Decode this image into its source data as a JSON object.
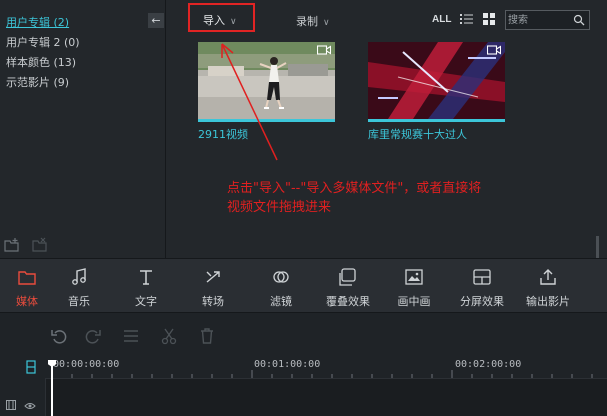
{
  "sidebar": {
    "items": [
      {
        "label": "用户专辑 (2)",
        "active": true
      },
      {
        "label": "用户专辑 2 (0)",
        "active": false
      },
      {
        "label": "样本颜色 (13)",
        "active": false
      },
      {
        "label": "示范影片 (9)",
        "active": false
      }
    ],
    "collapse_icon": "arrow-left-icon",
    "bottom_icons": [
      "add-folder-icon",
      "remove-folder-icon"
    ]
  },
  "toolbar": {
    "import_label": "导入",
    "record_label": "录制",
    "all_label": "ALL",
    "search_placeholder": "搜索"
  },
  "media": [
    {
      "label": "2911视频",
      "badge": "video-camera-icon"
    },
    {
      "label": "库里常规赛十大过人",
      "badge": "video-camera-icon"
    }
  ],
  "annotation": {
    "text": "点击\"导入\"--\"导入多媒体文件\"，或者直接将视频文件拖拽进来",
    "color": "#e02020"
  },
  "tools": [
    {
      "label": "媒体",
      "icon": "folder-icon",
      "active": true
    },
    {
      "label": "音乐",
      "icon": "music-note-icon",
      "active": false
    },
    {
      "label": "文字",
      "icon": "text-icon",
      "active": false
    },
    {
      "label": "转场",
      "icon": "transition-icon",
      "active": false
    },
    {
      "label": "滤镜",
      "icon": "filter-icon",
      "active": false
    },
    {
      "label": "覆叠效果",
      "icon": "overlay-icon",
      "active": false
    },
    {
      "label": "画中画",
      "icon": "picture-in-picture-icon",
      "active": false
    },
    {
      "label": "分屏效果",
      "icon": "split-screen-icon",
      "active": false
    },
    {
      "label": "输出影片",
      "icon": "export-icon",
      "active": false
    }
  ],
  "timeline": {
    "buttons": [
      "undo-icon",
      "redo-icon",
      "adjust-icon",
      "cut-icon",
      "delete-icon"
    ],
    "ticks": [
      "00:00:00:00",
      "00:01:00:00",
      "00:02:00:00"
    ]
  },
  "colors": {
    "accent": "#3cc6d9",
    "active_tool": "#e94c3d",
    "highlight_box": "#e12424",
    "background": "#23272b"
  }
}
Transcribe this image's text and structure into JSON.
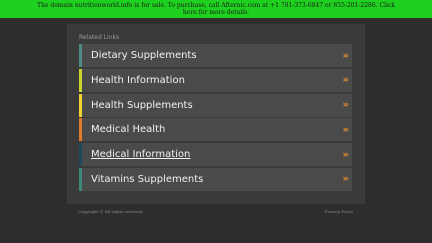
{
  "banner": {
    "text": "The domain nutritionworld.info is for sale. To purchase, call Afternic.com at +1 781-373-6847 or 855-201-2286. Click here for more details."
  },
  "related_links": {
    "heading": "Related Links",
    "items": [
      {
        "label": "Dietary Supplements",
        "accent": "#4e8a86",
        "arrow": "»"
      },
      {
        "label": "Health Information",
        "accent": "#c9d62e",
        "arrow": "»"
      },
      {
        "label": "Health Supplements",
        "accent": "#f1d230",
        "arrow": "»"
      },
      {
        "label": "Medical Health",
        "accent": "#e07a2a",
        "arrow": "»"
      },
      {
        "label": "Medical Information",
        "accent": "#1f4a5a",
        "arrow": "»"
      },
      {
        "label": "Vitamins Supplements",
        "accent": "#3d8a7a",
        "arrow": "»"
      }
    ]
  },
  "footer": {
    "copyright": "Copyright ©  All rights reserved.",
    "privacy": "Privacy Policy"
  },
  "colors": {
    "banner_bg": "#1fd11f",
    "page_bg": "#2d2d2d",
    "panel_bg": "#3a3a3a",
    "item_bg": "#4a4a4a",
    "arrow": "#e08a2e"
  }
}
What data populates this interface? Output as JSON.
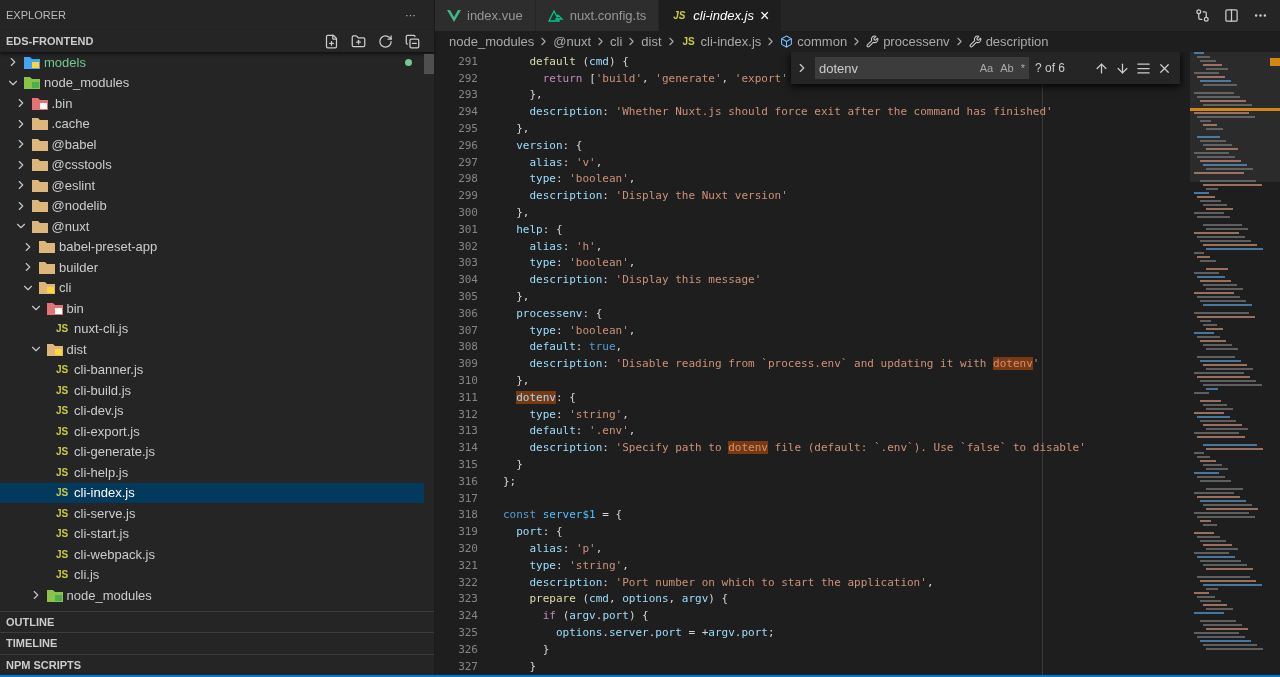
{
  "sidebar": {
    "title": "EXPLORER",
    "more": "···",
    "project": "EDS-FRONTEND",
    "tree": [
      {
        "label": "models",
        "kind": "model",
        "expanded": false,
        "selected": false,
        "color": "#73c991"
      },
      {
        "label": "node_modules",
        "kind": "node",
        "expanded": true,
        "selected": false,
        "children": [
          {
            "label": ".bin",
            "kind": "bin",
            "expanded": false,
            "selected": false
          },
          {
            "label": ".cache",
            "kind": "folder",
            "expanded": false,
            "selected": false
          },
          {
            "label": "@babel",
            "kind": "folder",
            "expanded": false,
            "selected": false
          },
          {
            "label": "@csstools",
            "kind": "folder",
            "expanded": false,
            "selected": false
          },
          {
            "label": "@eslint",
            "kind": "folder",
            "expanded": false,
            "selected": false
          },
          {
            "label": "@nodelib",
            "kind": "folder",
            "expanded": false,
            "selected": false
          },
          {
            "label": "@nuxt",
            "kind": "folder",
            "expanded": true,
            "selected": false,
            "children": [
              {
                "label": "babel-preset-app",
                "kind": "folder",
                "expanded": false,
                "selected": false
              },
              {
                "label": "builder",
                "kind": "folder",
                "expanded": false,
                "selected": false
              },
              {
                "label": "cli",
                "kind": "cli",
                "expanded": true,
                "selected": false,
                "children": [
                  {
                    "label": "bin",
                    "kind": "bin",
                    "expanded": true,
                    "selected": false,
                    "children": [
                      {
                        "label": "nuxt-cli.js",
                        "kind": "js",
                        "badge": "JS",
                        "selected": false
                      }
                    ]
                  },
                  {
                    "label": "dist",
                    "kind": "dist",
                    "expanded": true,
                    "selected": false,
                    "children": [
                      {
                        "label": "cli-banner.js",
                        "kind": "js",
                        "badge": "JS",
                        "selected": false
                      },
                      {
                        "label": "cli-build.js",
                        "kind": "js",
                        "badge": "JS",
                        "selected": false
                      },
                      {
                        "label": "cli-dev.js",
                        "kind": "js",
                        "badge": "JS",
                        "selected": false
                      },
                      {
                        "label": "cli-export.js",
                        "kind": "js",
                        "badge": "JS",
                        "selected": false
                      },
                      {
                        "label": "cli-generate.js",
                        "kind": "js",
                        "badge": "JS",
                        "selected": false
                      },
                      {
                        "label": "cli-help.js",
                        "kind": "js",
                        "badge": "JS",
                        "selected": false
                      },
                      {
                        "label": "cli-index.js",
                        "kind": "js",
                        "badge": "JS",
                        "selected": true
                      },
                      {
                        "label": "cli-serve.js",
                        "kind": "js",
                        "badge": "JS",
                        "selected": false
                      },
                      {
                        "label": "cli-start.js",
                        "kind": "js",
                        "badge": "JS",
                        "selected": false
                      },
                      {
                        "label": "cli-webpack.js",
                        "kind": "js",
                        "badge": "JS",
                        "selected": false
                      },
                      {
                        "label": "cli.js",
                        "kind": "js",
                        "badge": "JS",
                        "selected": false
                      }
                    ]
                  },
                  {
                    "label": "node_modules",
                    "kind": "node",
                    "expanded": false,
                    "selected": false
                  }
                ]
              }
            ]
          }
        ]
      }
    ],
    "panels": [
      "OUTLINE",
      "TIMELINE",
      "NPM SCRIPTS"
    ]
  },
  "tabs": [
    {
      "label": "index.vue",
      "kind": "vue",
      "selected": false
    },
    {
      "label": "nuxt.config.ts",
      "kind": "nuxt",
      "selected": false
    },
    {
      "label": "cli-index.js",
      "kind": "js",
      "badge": "JS",
      "selected": true,
      "close": "×"
    }
  ],
  "breadcrumbs": [
    {
      "label": "node_modules",
      "kind": "plain"
    },
    {
      "label": "@nuxt",
      "kind": "plain"
    },
    {
      "label": "cli",
      "kind": "plain"
    },
    {
      "label": "dist",
      "kind": "plain"
    },
    {
      "label": "cli-index.js",
      "kind": "js",
      "badge": "JS"
    },
    {
      "label": "common",
      "kind": "symbol"
    },
    {
      "label": "processenv",
      "kind": "wrench"
    },
    {
      "label": "description",
      "kind": "wrench"
    }
  ],
  "find": {
    "value": "dotenv",
    "options": [
      "Aa",
      "Ab",
      "*"
    ],
    "result": "? of 6"
  },
  "code": [
    {
      "number": "291",
      "tokens": [
        {
          "kind": "fn",
          "text": "    default"
        },
        {
          "kind": "plain",
          "text": " ("
        },
        {
          "kind": "key",
          "text": "cmd"
        },
        {
          "kind": "plain",
          "text": ") {"
        }
      ]
    },
    {
      "number": "292",
      "tokens": [
        {
          "kind": "ctrl",
          "text": "      return"
        },
        {
          "kind": "plain",
          "text": " ["
        },
        {
          "kind": "str",
          "text": "'build'"
        },
        {
          "kind": "plain",
          "text": ", "
        },
        {
          "kind": "str",
          "text": "'generate'"
        },
        {
          "kind": "plain",
          "text": ", "
        },
        {
          "kind": "str",
          "text": "'export'"
        }
      ]
    },
    {
      "number": "293",
      "tokens": [
        {
          "kind": "plain",
          "text": "    },"
        }
      ]
    },
    {
      "number": "294",
      "tokens": [
        {
          "kind": "key",
          "text": "    description"
        },
        {
          "kind": "plain",
          "text": ": "
        },
        {
          "kind": "str",
          "text": "'Whether Nuxt.js should force exit after the command has finished'"
        }
      ]
    },
    {
      "number": "295",
      "tokens": [
        {
          "kind": "plain",
          "text": "  },"
        }
      ]
    },
    {
      "number": "296",
      "tokens": [
        {
          "kind": "key",
          "text": "  version"
        },
        {
          "kind": "plain",
          "text": ": {"
        }
      ]
    },
    {
      "number": "297",
      "tokens": [
        {
          "kind": "key",
          "text": "    alias"
        },
        {
          "kind": "plain",
          "text": ": "
        },
        {
          "kind": "str",
          "text": "'v'"
        },
        {
          "kind": "plain",
          "text": ","
        }
      ]
    },
    {
      "number": "298",
      "tokens": [
        {
          "kind": "key",
          "text": "    type"
        },
        {
          "kind": "plain",
          "text": ": "
        },
        {
          "kind": "str",
          "text": "'boolean'"
        },
        {
          "kind": "plain",
          "text": ","
        }
      ]
    },
    {
      "number": "299",
      "tokens": [
        {
          "kind": "key",
          "text": "    description"
        },
        {
          "kind": "plain",
          "text": ": "
        },
        {
          "kind": "str",
          "text": "'Display the Nuxt version'"
        }
      ]
    },
    {
      "number": "300",
      "tokens": [
        {
          "kind": "plain",
          "text": "  },"
        }
      ]
    },
    {
      "number": "301",
      "tokens": [
        {
          "kind": "key",
          "text": "  help"
        },
        {
          "kind": "plain",
          "text": ": {"
        }
      ]
    },
    {
      "number": "302",
      "tokens": [
        {
          "kind": "key",
          "text": "    alias"
        },
        {
          "kind": "plain",
          "text": ": "
        },
        {
          "kind": "str",
          "text": "'h'"
        },
        {
          "kind": "plain",
          "text": ","
        }
      ]
    },
    {
      "number": "303",
      "tokens": [
        {
          "kind": "key",
          "text": "    type"
        },
        {
          "kind": "plain",
          "text": ": "
        },
        {
          "kind": "str",
          "text": "'boolean'"
        },
        {
          "kind": "plain",
          "text": ","
        }
      ]
    },
    {
      "number": "304",
      "tokens": [
        {
          "kind": "key",
          "text": "    description"
        },
        {
          "kind": "plain",
          "text": ": "
        },
        {
          "kind": "str",
          "text": "'Display this message'"
        }
      ]
    },
    {
      "number": "305",
      "tokens": [
        {
          "kind": "plain",
          "text": "  },"
        }
      ]
    },
    {
      "number": "306",
      "tokens": [
        {
          "kind": "key",
          "text": "  processenv"
        },
        {
          "kind": "plain",
          "text": ": {"
        }
      ]
    },
    {
      "number": "307",
      "tokens": [
        {
          "kind": "key",
          "text": "    type"
        },
        {
          "kind": "plain",
          "text": ": "
        },
        {
          "kind": "str",
          "text": "'boolean'"
        },
        {
          "kind": "plain",
          "text": ","
        }
      ]
    },
    {
      "number": "308",
      "tokens": [
        {
          "kind": "key",
          "text": "    default"
        },
        {
          "kind": "plain",
          "text": ": "
        },
        {
          "kind": "kw",
          "text": "true"
        },
        {
          "kind": "plain",
          "text": ","
        }
      ]
    },
    {
      "number": "309",
      "tokens": [
        {
          "kind": "key",
          "text": "    description"
        },
        {
          "kind": "plain",
          "text": ": "
        },
        {
          "kind": "str",
          "text": "'Disable reading from `process.env` and updating it with "
        },
        {
          "kind": "match-str",
          "text": "dotenv"
        },
        {
          "kind": "str",
          "text": "'"
        }
      ]
    },
    {
      "number": "310",
      "tokens": [
        {
          "kind": "plain",
          "text": "  },"
        }
      ]
    },
    {
      "number": "311",
      "tokens": [
        {
          "kind": "match-key",
          "text": "  dotenv"
        },
        {
          "kind": "plain",
          "text": ": {"
        }
      ]
    },
    {
      "number": "312",
      "tokens": [
        {
          "kind": "key",
          "text": "    type"
        },
        {
          "kind": "plain",
          "text": ": "
        },
        {
          "kind": "str",
          "text": "'string'"
        },
        {
          "kind": "plain",
          "text": ","
        }
      ]
    },
    {
      "number": "313",
      "tokens": [
        {
          "kind": "key",
          "text": "    default"
        },
        {
          "kind": "plain",
          "text": ": "
        },
        {
          "kind": "str",
          "text": "'.env'"
        },
        {
          "kind": "plain",
          "text": ","
        }
      ]
    },
    {
      "number": "314",
      "tokens": [
        {
          "kind": "key",
          "text": "    description"
        },
        {
          "kind": "plain",
          "text": ": "
        },
        {
          "kind": "str",
          "text": "'Specify path to "
        },
        {
          "kind": "match-str",
          "text": "dotenv"
        },
        {
          "kind": "str",
          "text": " file (default: `.env`). Use `false` to disable'"
        }
      ]
    },
    {
      "number": "315",
      "tokens": [
        {
          "kind": "plain",
          "text": "  }"
        }
      ]
    },
    {
      "number": "316",
      "tokens": [
        {
          "kind": "plain",
          "text": "};"
        }
      ]
    },
    {
      "number": "317"
    },
    {
      "number": "318",
      "tokens": [
        {
          "kind": "kw",
          "text": "const"
        },
        {
          "kind": "var",
          "text": " server$1"
        },
        {
          "kind": "plain",
          "text": " = {"
        }
      ]
    },
    {
      "number": "319",
      "tokens": [
        {
          "kind": "key",
          "text": "  port"
        },
        {
          "kind": "plain",
          "text": ": {"
        }
      ]
    },
    {
      "number": "320",
      "tokens": [
        {
          "kind": "key",
          "text": "    alias"
        },
        {
          "kind": "plain",
          "text": ": "
        },
        {
          "kind": "str",
          "text": "'p'"
        },
        {
          "kind": "plain",
          "text": ","
        }
      ]
    },
    {
      "number": "321",
      "tokens": [
        {
          "kind": "key",
          "text": "    type"
        },
        {
          "kind": "plain",
          "text": ": "
        },
        {
          "kind": "str",
          "text": "'string'"
        },
        {
          "kind": "plain",
          "text": ","
        }
      ]
    },
    {
      "number": "322",
      "tokens": [
        {
          "kind": "key",
          "text": "    description"
        },
        {
          "kind": "plain",
          "text": ": "
        },
        {
          "kind": "str",
          "text": "'Port number on which to start the application'"
        },
        {
          "kind": "plain",
          "text": ","
        }
      ]
    },
    {
      "number": "323",
      "tokens": [
        {
          "kind": "fn",
          "text": "    prepare"
        },
        {
          "kind": "plain",
          "text": " ("
        },
        {
          "kind": "key",
          "text": "cmd"
        },
        {
          "kind": "plain",
          "text": ", "
        },
        {
          "kind": "key",
          "text": "options"
        },
        {
          "kind": "plain",
          "text": ", "
        },
        {
          "kind": "key",
          "text": "argv"
        },
        {
          "kind": "plain",
          "text": ") {"
        }
      ]
    },
    {
      "number": "324",
      "tokens": [
        {
          "kind": "ctrl",
          "text": "      if"
        },
        {
          "kind": "plain",
          "text": " ("
        },
        {
          "kind": "key",
          "text": "argv"
        },
        {
          "kind": "plain",
          "text": "."
        },
        {
          "kind": "key",
          "text": "port"
        },
        {
          "kind": "plain",
          "text": ") {"
        }
      ]
    },
    {
      "number": "325",
      "tokens": [
        {
          "kind": "key",
          "text": "        options"
        },
        {
          "kind": "plain",
          "text": "."
        },
        {
          "kind": "key",
          "text": "server"
        },
        {
          "kind": "plain",
          "text": "."
        },
        {
          "kind": "key",
          "text": "port"
        },
        {
          "kind": "plain",
          "text": " = +"
        },
        {
          "kind": "key",
          "text": "argv"
        },
        {
          "kind": "plain",
          "text": "."
        },
        {
          "kind": "key",
          "text": "port"
        },
        {
          "kind": "plain",
          "text": ";"
        }
      ]
    },
    {
      "number": "326",
      "tokens": [
        {
          "kind": "plain",
          "text": "      }"
        }
      ]
    },
    {
      "number": "327",
      "tokens": [
        {
          "kind": "plain",
          "text": "    }"
        }
      ]
    }
  ]
}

Short task
Copy every line that includes the string "start" from the material above.

Correct response
                        "label": "cli-start.js",
          "text": "'Port number on which to start the application'"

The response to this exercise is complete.